[Short task]: Using the data beneath, show every line that includes the word "User".

[Excerpted records]:
-- Start --
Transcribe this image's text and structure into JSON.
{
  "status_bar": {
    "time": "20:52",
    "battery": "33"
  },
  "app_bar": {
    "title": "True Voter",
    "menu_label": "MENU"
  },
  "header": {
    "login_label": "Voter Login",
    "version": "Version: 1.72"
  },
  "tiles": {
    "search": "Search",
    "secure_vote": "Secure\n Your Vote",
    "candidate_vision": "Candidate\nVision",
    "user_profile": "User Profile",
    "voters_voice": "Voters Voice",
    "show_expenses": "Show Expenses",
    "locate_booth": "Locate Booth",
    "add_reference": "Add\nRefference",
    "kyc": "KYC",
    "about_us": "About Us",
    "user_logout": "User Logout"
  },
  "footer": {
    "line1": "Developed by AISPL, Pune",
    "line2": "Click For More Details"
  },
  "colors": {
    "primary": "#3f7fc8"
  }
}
-- End --
[Answer to the task]:
    "user_profile": "User Profile",
    "user_logout": "User Logout"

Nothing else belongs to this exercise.